_INSTRUCTION_: Select all lines in the records that include "JSON".

--- Start DATA ---

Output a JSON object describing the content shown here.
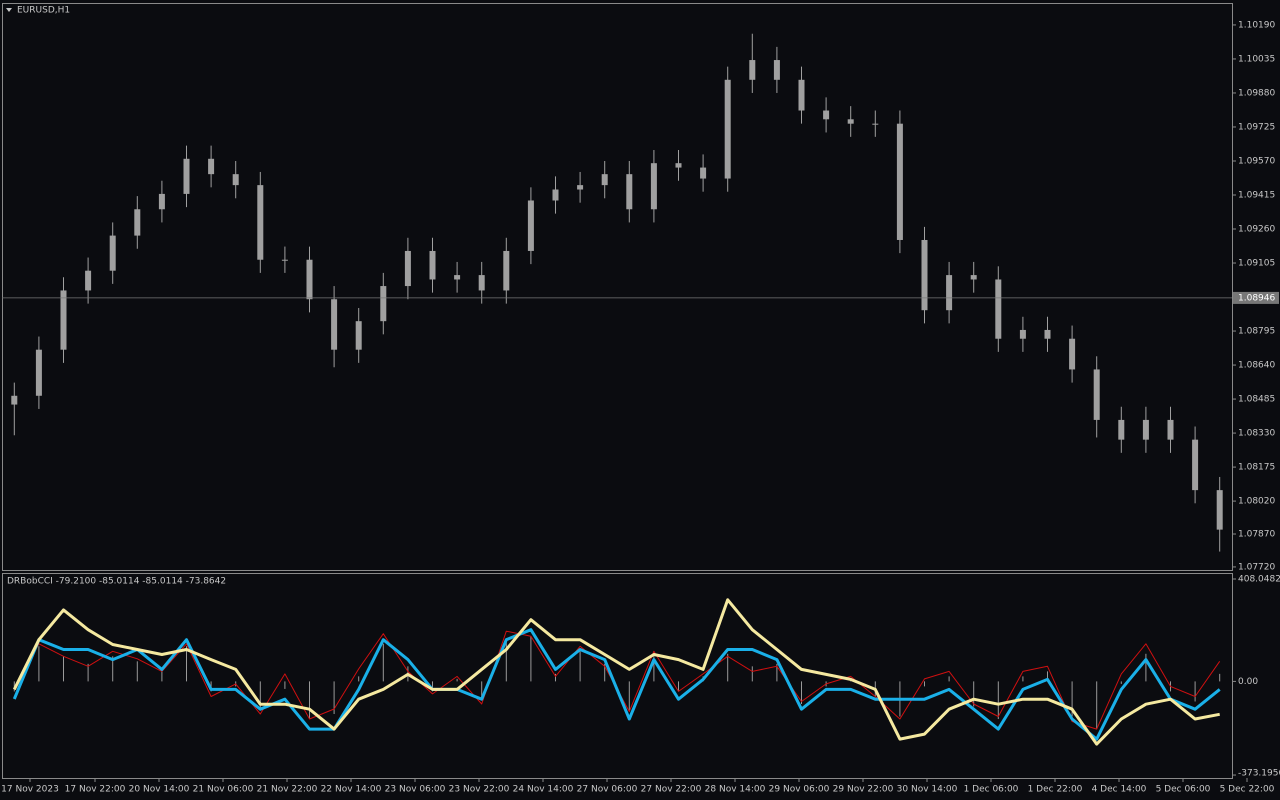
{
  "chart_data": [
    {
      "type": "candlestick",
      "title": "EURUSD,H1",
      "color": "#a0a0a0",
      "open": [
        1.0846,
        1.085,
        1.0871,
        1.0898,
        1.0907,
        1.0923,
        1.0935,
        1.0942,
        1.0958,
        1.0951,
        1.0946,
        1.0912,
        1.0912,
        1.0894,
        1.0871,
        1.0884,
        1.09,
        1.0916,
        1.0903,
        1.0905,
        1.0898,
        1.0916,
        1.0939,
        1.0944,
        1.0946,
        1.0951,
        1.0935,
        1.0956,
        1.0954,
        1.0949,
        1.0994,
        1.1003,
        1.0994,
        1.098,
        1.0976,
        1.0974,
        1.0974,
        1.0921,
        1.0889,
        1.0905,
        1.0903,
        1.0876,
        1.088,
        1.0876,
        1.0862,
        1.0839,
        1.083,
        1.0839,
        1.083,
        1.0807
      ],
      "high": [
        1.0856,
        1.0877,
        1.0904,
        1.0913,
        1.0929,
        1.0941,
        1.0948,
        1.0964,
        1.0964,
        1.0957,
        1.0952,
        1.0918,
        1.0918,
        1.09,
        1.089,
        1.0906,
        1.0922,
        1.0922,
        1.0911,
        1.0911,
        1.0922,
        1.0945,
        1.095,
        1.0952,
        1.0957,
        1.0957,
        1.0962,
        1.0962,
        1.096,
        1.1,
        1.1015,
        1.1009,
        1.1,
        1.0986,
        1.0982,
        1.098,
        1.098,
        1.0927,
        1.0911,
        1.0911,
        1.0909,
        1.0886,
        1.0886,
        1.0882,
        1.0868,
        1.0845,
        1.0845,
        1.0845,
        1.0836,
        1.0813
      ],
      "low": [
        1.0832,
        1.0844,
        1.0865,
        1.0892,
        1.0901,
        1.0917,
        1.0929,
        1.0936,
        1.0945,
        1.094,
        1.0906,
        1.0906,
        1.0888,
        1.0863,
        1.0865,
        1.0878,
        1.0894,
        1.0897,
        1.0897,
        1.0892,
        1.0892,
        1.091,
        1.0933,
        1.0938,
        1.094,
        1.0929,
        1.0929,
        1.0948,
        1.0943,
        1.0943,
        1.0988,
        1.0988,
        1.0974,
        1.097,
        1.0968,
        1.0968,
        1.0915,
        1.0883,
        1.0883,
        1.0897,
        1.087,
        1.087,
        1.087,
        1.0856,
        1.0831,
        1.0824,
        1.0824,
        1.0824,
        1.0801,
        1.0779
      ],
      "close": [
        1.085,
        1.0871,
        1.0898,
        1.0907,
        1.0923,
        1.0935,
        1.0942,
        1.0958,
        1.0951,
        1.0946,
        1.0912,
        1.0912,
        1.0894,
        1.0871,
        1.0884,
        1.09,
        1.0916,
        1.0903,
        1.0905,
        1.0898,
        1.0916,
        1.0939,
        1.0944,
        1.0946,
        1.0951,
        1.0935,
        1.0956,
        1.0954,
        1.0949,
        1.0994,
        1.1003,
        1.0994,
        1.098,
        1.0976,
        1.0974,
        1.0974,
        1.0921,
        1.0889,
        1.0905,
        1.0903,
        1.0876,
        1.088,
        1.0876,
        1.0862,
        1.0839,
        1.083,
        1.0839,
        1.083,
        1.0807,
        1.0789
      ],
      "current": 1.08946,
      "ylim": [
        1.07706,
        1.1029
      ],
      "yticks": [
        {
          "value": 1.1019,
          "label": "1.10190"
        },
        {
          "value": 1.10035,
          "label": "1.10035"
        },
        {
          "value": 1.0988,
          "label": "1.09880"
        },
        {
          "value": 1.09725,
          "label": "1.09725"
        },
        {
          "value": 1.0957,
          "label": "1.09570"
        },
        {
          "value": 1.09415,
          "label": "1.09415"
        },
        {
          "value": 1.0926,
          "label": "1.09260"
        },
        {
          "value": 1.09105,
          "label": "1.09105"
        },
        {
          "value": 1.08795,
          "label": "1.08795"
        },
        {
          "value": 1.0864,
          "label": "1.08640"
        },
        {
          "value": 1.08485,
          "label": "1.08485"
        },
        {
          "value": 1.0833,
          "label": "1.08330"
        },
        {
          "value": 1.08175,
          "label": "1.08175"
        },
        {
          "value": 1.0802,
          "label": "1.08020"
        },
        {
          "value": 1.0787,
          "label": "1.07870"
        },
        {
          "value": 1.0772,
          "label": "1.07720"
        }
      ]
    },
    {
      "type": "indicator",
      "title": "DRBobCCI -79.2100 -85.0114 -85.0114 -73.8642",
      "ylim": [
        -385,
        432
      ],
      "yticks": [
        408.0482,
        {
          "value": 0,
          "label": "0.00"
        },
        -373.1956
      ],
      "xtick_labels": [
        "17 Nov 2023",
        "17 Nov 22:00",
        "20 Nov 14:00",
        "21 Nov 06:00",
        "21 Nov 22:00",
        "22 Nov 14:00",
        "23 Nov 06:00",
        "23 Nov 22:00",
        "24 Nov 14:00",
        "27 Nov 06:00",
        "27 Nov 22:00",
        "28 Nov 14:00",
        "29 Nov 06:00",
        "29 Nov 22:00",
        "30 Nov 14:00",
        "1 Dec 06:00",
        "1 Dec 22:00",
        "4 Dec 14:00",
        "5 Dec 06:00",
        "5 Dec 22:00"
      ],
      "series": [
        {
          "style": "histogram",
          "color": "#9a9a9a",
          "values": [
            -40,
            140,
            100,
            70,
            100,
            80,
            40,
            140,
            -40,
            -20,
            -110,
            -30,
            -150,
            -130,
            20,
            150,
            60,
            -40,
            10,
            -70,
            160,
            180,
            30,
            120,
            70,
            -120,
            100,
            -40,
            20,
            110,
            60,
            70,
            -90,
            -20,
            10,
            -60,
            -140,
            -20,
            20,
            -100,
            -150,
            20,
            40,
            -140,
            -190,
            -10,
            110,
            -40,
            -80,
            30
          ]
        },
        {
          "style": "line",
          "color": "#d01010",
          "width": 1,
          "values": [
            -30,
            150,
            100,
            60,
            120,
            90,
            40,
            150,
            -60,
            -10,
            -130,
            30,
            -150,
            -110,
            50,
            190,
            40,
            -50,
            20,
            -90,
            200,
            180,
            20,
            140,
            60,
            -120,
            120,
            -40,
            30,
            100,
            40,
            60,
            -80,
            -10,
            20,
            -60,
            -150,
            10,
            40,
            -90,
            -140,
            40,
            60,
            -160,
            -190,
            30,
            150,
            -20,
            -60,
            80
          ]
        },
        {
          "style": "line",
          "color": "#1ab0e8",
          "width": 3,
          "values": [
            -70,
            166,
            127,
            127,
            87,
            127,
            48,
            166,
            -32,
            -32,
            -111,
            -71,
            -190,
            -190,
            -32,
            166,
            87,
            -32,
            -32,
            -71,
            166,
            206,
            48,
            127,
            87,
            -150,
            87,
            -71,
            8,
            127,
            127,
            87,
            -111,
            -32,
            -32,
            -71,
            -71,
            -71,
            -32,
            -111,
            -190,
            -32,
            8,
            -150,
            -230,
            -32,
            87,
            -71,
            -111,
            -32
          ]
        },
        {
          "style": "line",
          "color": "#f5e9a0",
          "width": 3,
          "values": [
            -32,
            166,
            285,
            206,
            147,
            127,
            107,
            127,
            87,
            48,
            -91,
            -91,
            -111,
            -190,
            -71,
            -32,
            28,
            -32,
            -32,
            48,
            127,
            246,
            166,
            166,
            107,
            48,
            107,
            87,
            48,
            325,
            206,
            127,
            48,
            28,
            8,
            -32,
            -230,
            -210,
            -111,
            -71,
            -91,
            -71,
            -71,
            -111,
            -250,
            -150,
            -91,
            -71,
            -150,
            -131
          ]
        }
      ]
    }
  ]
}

--- End DATA ---
--- Start DATA ---

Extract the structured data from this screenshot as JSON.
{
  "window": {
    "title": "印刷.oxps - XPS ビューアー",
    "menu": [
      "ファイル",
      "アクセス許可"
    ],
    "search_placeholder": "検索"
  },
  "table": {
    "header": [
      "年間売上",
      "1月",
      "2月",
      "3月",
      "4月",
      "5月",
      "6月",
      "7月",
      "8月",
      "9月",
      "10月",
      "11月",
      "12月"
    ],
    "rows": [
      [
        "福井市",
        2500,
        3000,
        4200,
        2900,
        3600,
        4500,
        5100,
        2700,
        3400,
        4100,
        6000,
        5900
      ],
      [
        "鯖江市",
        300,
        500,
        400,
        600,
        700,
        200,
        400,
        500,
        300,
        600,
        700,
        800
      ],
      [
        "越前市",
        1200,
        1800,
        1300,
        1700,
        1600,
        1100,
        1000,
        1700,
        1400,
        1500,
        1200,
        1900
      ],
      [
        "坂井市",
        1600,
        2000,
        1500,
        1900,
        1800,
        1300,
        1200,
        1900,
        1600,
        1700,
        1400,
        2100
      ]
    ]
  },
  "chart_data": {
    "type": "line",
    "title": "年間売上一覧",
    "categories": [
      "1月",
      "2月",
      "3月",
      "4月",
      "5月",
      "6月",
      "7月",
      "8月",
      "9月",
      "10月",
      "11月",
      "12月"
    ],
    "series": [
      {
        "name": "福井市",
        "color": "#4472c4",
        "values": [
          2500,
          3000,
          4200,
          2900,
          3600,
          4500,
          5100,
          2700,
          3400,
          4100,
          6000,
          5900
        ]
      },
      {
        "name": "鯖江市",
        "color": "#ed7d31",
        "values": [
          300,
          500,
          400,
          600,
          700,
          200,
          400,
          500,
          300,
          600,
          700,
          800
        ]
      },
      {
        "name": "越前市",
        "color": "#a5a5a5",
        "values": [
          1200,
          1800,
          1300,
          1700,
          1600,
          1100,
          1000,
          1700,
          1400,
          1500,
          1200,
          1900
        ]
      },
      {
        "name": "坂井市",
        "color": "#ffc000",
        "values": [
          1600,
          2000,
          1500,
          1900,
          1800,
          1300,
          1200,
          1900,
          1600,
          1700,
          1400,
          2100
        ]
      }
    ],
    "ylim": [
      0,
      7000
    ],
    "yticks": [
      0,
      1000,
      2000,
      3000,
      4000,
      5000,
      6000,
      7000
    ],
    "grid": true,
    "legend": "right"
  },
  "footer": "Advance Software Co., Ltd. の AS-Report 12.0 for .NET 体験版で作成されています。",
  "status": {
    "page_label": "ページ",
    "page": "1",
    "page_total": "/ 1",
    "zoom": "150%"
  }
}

--- End DATA ---

_ANSWER TO THIS TASK_:
Output a JSON object describing the content shown here.
Extract the structured data from this screenshot as JSON.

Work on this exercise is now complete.